▶ [Task material]
— start —
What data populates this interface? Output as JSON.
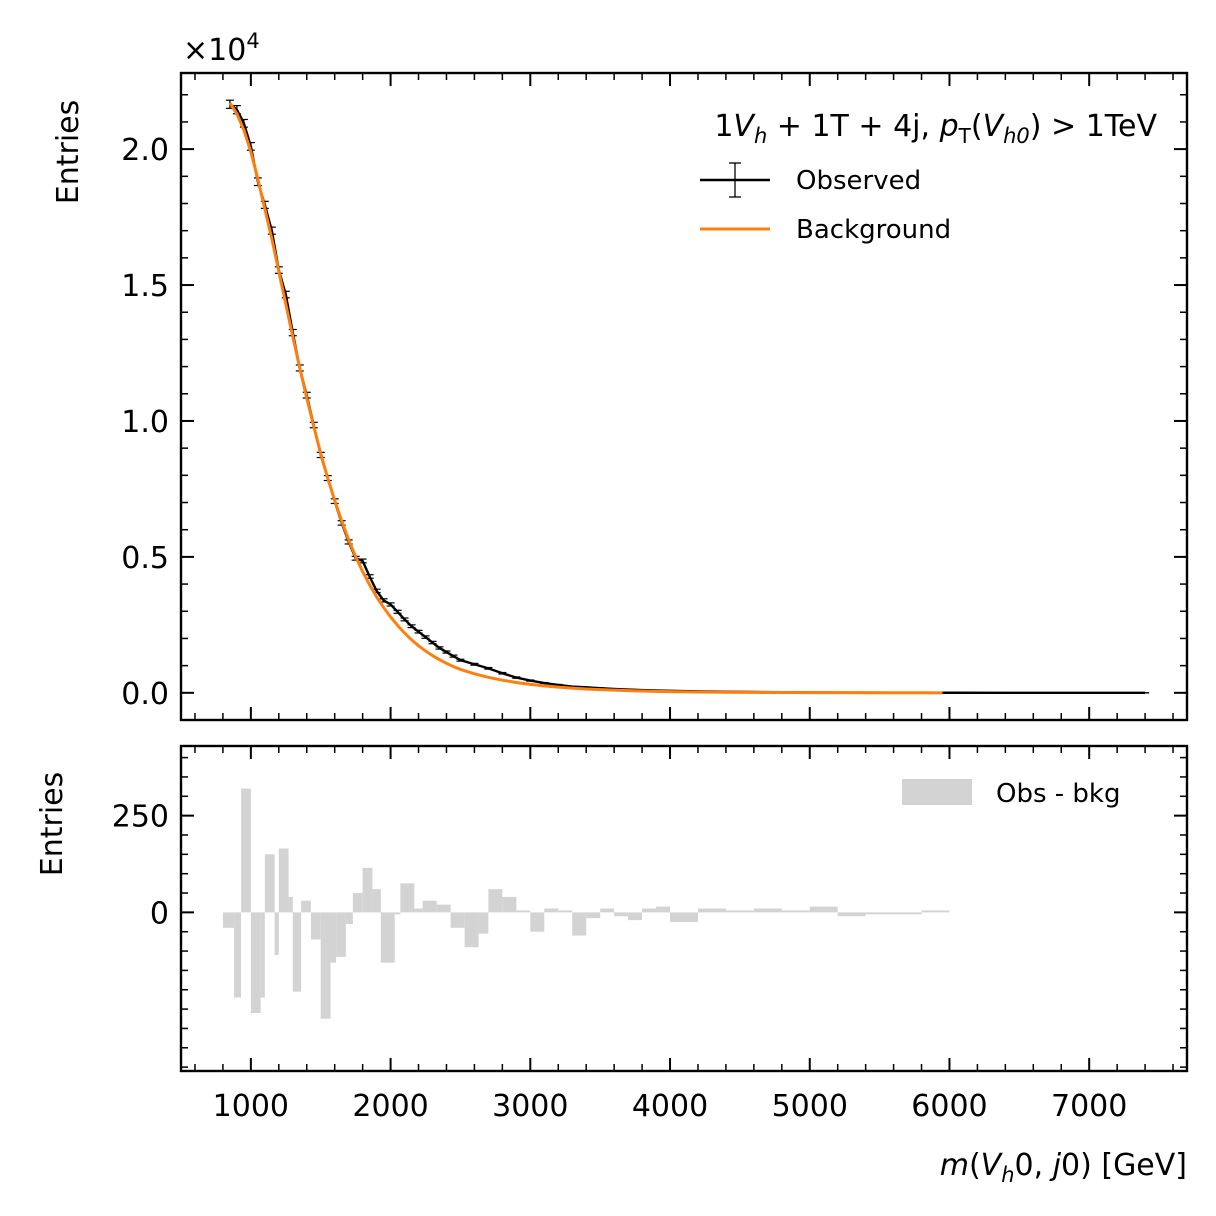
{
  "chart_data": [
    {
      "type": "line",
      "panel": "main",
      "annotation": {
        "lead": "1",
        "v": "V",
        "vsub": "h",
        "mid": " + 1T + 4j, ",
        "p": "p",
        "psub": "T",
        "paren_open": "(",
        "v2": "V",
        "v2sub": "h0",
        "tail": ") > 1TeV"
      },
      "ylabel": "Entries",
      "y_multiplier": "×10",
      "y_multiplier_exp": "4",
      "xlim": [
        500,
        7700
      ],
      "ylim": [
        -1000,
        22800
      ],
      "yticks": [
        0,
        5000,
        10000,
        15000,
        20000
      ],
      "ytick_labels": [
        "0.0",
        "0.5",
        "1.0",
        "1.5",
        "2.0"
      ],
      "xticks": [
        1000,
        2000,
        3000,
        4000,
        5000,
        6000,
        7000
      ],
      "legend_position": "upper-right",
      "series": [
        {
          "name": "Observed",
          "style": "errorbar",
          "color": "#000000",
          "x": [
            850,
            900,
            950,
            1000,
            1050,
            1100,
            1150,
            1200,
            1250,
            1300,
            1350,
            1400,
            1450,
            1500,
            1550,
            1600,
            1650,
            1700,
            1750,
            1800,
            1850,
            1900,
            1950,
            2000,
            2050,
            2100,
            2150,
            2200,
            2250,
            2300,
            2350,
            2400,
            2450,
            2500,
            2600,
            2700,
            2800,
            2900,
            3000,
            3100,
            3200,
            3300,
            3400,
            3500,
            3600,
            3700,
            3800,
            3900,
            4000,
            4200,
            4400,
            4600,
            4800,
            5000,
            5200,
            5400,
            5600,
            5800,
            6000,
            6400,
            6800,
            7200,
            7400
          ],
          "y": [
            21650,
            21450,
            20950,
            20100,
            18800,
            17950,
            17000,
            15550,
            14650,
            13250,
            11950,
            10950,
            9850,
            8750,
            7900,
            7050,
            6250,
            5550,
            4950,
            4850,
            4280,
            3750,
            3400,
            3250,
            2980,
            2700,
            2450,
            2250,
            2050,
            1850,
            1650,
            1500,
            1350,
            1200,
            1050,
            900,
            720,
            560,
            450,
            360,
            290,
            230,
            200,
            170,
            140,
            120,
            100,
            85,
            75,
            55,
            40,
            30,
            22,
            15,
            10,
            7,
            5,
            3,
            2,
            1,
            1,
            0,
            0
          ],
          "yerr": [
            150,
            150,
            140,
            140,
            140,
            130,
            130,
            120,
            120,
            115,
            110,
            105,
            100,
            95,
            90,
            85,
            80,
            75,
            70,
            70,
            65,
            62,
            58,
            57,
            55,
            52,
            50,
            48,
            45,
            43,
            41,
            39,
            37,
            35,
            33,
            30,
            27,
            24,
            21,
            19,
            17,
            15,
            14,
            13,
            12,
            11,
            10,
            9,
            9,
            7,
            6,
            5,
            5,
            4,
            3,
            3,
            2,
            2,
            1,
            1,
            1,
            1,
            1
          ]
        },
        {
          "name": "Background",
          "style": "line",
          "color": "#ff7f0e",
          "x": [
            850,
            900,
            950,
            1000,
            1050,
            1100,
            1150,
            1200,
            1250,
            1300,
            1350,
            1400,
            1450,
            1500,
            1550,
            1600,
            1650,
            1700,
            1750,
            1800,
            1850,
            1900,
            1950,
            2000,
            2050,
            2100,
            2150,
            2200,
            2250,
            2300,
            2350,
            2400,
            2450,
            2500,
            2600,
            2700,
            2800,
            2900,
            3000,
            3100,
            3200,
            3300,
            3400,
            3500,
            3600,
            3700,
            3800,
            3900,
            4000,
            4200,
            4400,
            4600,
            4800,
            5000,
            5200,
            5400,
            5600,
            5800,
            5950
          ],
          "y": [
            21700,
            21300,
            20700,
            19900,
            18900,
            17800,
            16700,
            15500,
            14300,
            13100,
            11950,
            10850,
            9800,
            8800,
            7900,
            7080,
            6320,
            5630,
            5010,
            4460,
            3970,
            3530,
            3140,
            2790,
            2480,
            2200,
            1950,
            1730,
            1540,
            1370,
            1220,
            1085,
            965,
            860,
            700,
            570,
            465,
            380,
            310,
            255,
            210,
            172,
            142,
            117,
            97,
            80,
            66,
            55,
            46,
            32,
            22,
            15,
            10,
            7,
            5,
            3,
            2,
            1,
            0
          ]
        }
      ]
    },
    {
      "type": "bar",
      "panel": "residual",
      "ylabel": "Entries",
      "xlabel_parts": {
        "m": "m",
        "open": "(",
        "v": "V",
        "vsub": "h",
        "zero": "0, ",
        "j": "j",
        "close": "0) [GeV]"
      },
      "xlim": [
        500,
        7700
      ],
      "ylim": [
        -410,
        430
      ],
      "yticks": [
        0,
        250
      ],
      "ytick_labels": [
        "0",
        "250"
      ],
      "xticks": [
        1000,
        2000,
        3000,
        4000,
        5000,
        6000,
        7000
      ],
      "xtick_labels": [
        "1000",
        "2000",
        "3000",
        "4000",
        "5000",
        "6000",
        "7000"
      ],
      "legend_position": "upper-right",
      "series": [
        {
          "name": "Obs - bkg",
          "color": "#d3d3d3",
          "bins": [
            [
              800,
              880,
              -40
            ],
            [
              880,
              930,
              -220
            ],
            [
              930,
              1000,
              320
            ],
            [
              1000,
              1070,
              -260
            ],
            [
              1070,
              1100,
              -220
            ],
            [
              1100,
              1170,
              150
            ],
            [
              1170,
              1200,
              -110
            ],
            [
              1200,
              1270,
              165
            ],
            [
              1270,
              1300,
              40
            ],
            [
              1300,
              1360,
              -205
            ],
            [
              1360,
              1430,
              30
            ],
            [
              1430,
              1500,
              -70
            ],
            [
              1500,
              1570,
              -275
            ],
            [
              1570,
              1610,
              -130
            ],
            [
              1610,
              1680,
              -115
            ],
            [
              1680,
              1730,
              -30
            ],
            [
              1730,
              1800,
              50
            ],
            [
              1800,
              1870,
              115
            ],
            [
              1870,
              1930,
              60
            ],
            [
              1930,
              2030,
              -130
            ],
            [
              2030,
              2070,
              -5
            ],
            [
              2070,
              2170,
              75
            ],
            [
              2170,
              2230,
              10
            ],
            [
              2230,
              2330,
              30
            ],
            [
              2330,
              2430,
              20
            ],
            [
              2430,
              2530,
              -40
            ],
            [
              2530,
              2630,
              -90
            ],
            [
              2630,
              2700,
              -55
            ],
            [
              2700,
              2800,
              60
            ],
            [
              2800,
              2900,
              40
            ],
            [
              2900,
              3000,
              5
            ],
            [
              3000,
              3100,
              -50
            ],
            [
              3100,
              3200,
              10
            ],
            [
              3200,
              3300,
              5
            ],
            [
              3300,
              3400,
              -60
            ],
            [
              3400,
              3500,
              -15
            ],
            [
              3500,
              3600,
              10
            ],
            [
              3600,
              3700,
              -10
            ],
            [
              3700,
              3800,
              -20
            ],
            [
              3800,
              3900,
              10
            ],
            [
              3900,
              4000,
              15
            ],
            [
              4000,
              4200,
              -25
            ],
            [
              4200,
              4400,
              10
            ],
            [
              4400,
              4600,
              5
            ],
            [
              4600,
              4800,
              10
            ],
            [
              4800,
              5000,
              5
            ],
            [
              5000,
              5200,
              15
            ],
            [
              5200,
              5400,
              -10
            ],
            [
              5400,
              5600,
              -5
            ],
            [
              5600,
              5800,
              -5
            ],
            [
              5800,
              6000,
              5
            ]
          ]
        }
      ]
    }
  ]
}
— end —
Except for the pictures, reproduce every line exactly.

▶ [Task response]
What data populates this interface? Output as JSON.
{
  "chart_data": [
    {
      "type": "line",
      "panel": "main",
      "annotation": {
        "lead": "1",
        "v": "V",
        "vsub": "h",
        "mid": " + 1T + 4j, ",
        "p": "p",
        "psub": "T",
        "paren_open": "(",
        "v2": "V",
        "v2sub": "h0",
        "tail": ") > 1TeV"
      },
      "ylabel": "Entries",
      "y_multiplier": "×10",
      "y_multiplier_exp": "4",
      "xlim": [
        500,
        7700
      ],
      "ylim": [
        -1000,
        22800
      ],
      "yticks": [
        0,
        5000,
        10000,
        15000,
        20000
      ],
      "ytick_labels": [
        "0.0",
        "0.5",
        "1.0",
        "1.5",
        "2.0"
      ],
      "xticks": [
        1000,
        2000,
        3000,
        4000,
        5000,
        6000,
        7000
      ],
      "legend_position": "upper-right",
      "series": [
        {
          "name": "Observed",
          "style": "errorbar",
          "color": "#000000",
          "x": [
            850,
            900,
            950,
            1000,
            1050,
            1100,
            1150,
            1200,
            1250,
            1300,
            1350,
            1400,
            1450,
            1500,
            1550,
            1600,
            1650,
            1700,
            1750,
            1800,
            1850,
            1900,
            1950,
            2000,
            2050,
            2100,
            2150,
            2200,
            2250,
            2300,
            2350,
            2400,
            2450,
            2500,
            2600,
            2700,
            2800,
            2900,
            3000,
            3100,
            3200,
            3300,
            3400,
            3500,
            3600,
            3700,
            3800,
            3900,
            4000,
            4200,
            4400,
            4600,
            4800,
            5000,
            5200,
            5400,
            5600,
            5800,
            6000,
            6400,
            6800,
            7200,
            7400
          ],
          "y": [
            21650,
            21450,
            20950,
            20100,
            18800,
            17950,
            17000,
            15550,
            14650,
            13250,
            11950,
            10950,
            9850,
            8750,
            7900,
            7050,
            6250,
            5550,
            4950,
            4850,
            4280,
            3750,
            3400,
            3250,
            2980,
            2700,
            2450,
            2250,
            2050,
            1850,
            1650,
            1500,
            1350,
            1200,
            1050,
            900,
            720,
            560,
            450,
            360,
            290,
            230,
            200,
            170,
            140,
            120,
            100,
            85,
            75,
            55,
            40,
            30,
            22,
            15,
            10,
            7,
            5,
            3,
            2,
            1,
            1,
            0,
            0
          ],
          "yerr": [
            150,
            150,
            140,
            140,
            140,
            130,
            130,
            120,
            120,
            115,
            110,
            105,
            100,
            95,
            90,
            85,
            80,
            75,
            70,
            70,
            65,
            62,
            58,
            57,
            55,
            52,
            50,
            48,
            45,
            43,
            41,
            39,
            37,
            35,
            33,
            30,
            27,
            24,
            21,
            19,
            17,
            15,
            14,
            13,
            12,
            11,
            10,
            9,
            9,
            7,
            6,
            5,
            5,
            4,
            3,
            3,
            2,
            2,
            1,
            1,
            1,
            1,
            1
          ]
        },
        {
          "name": "Background",
          "style": "line",
          "color": "#ff7f0e",
          "x": [
            850,
            900,
            950,
            1000,
            1050,
            1100,
            1150,
            1200,
            1250,
            1300,
            1350,
            1400,
            1450,
            1500,
            1550,
            1600,
            1650,
            1700,
            1750,
            1800,
            1850,
            1900,
            1950,
            2000,
            2050,
            2100,
            2150,
            2200,
            2250,
            2300,
            2350,
            2400,
            2450,
            2500,
            2600,
            2700,
            2800,
            2900,
            3000,
            3100,
            3200,
            3300,
            3400,
            3500,
            3600,
            3700,
            3800,
            3900,
            4000,
            4200,
            4400,
            4600,
            4800,
            5000,
            5200,
            5400,
            5600,
            5800,
            5950
          ],
          "y": [
            21700,
            21300,
            20700,
            19900,
            18900,
            17800,
            16700,
            15500,
            14300,
            13100,
            11950,
            10850,
            9800,
            8800,
            7900,
            7080,
            6320,
            5630,
            5010,
            4460,
            3970,
            3530,
            3140,
            2790,
            2480,
            2200,
            1950,
            1730,
            1540,
            1370,
            1220,
            1085,
            965,
            860,
            700,
            570,
            465,
            380,
            310,
            255,
            210,
            172,
            142,
            117,
            97,
            80,
            66,
            55,
            46,
            32,
            22,
            15,
            10,
            7,
            5,
            3,
            2,
            1,
            0
          ]
        }
      ]
    },
    {
      "type": "bar",
      "panel": "residual",
      "ylabel": "Entries",
      "xlabel_parts": {
        "m": "m",
        "open": "(",
        "v": "V",
        "vsub": "h",
        "zero": "0, ",
        "j": "j",
        "close": "0) [GeV]"
      },
      "xlim": [
        500,
        7700
      ],
      "ylim": [
        -410,
        430
      ],
      "yticks": [
        0,
        250
      ],
      "ytick_labels": [
        "0",
        "250"
      ],
      "xticks": [
        1000,
        2000,
        3000,
        4000,
        5000,
        6000,
        7000
      ],
      "xtick_labels": [
        "1000",
        "2000",
        "3000",
        "4000",
        "5000",
        "6000",
        "7000"
      ],
      "legend_position": "upper-right",
      "series": [
        {
          "name": "Obs - bkg",
          "color": "#d3d3d3",
          "bins": [
            [
              800,
              880,
              -40
            ],
            [
              880,
              930,
              -220
            ],
            [
              930,
              1000,
              320
            ],
            [
              1000,
              1070,
              -260
            ],
            [
              1070,
              1100,
              -220
            ],
            [
              1100,
              1170,
              150
            ],
            [
              1170,
              1200,
              -110
            ],
            [
              1200,
              1270,
              165
            ],
            [
              1270,
              1300,
              40
            ],
            [
              1300,
              1360,
              -205
            ],
            [
              1360,
              1430,
              30
            ],
            [
              1430,
              1500,
              -70
            ],
            [
              1500,
              1570,
              -275
            ],
            [
              1570,
              1610,
              -130
            ],
            [
              1610,
              1680,
              -115
            ],
            [
              1680,
              1730,
              -30
            ],
            [
              1730,
              1800,
              50
            ],
            [
              1800,
              1870,
              115
            ],
            [
              1870,
              1930,
              60
            ],
            [
              1930,
              2030,
              -130
            ],
            [
              2030,
              2070,
              -5
            ],
            [
              2070,
              2170,
              75
            ],
            [
              2170,
              2230,
              10
            ],
            [
              2230,
              2330,
              30
            ],
            [
              2330,
              2430,
              20
            ],
            [
              2430,
              2530,
              -40
            ],
            [
              2530,
              2630,
              -90
            ],
            [
              2630,
              2700,
              -55
            ],
            [
              2700,
              2800,
              60
            ],
            [
              2800,
              2900,
              40
            ],
            [
              2900,
              3000,
              5
            ],
            [
              3000,
              3100,
              -50
            ],
            [
              3100,
              3200,
              10
            ],
            [
              3200,
              3300,
              5
            ],
            [
              3300,
              3400,
              -60
            ],
            [
              3400,
              3500,
              -15
            ],
            [
              3500,
              3600,
              10
            ],
            [
              3600,
              3700,
              -10
            ],
            [
              3700,
              3800,
              -20
            ],
            [
              3800,
              3900,
              10
            ],
            [
              3900,
              4000,
              15
            ],
            [
              4000,
              4200,
              -25
            ],
            [
              4200,
              4400,
              10
            ],
            [
              4400,
              4600,
              5
            ],
            [
              4600,
              4800,
              10
            ],
            [
              4800,
              5000,
              5
            ],
            [
              5000,
              5200,
              15
            ],
            [
              5200,
              5400,
              -10
            ],
            [
              5400,
              5600,
              -5
            ],
            [
              5600,
              5800,
              -5
            ],
            [
              5800,
              6000,
              5
            ]
          ]
        }
      ]
    }
  ]
}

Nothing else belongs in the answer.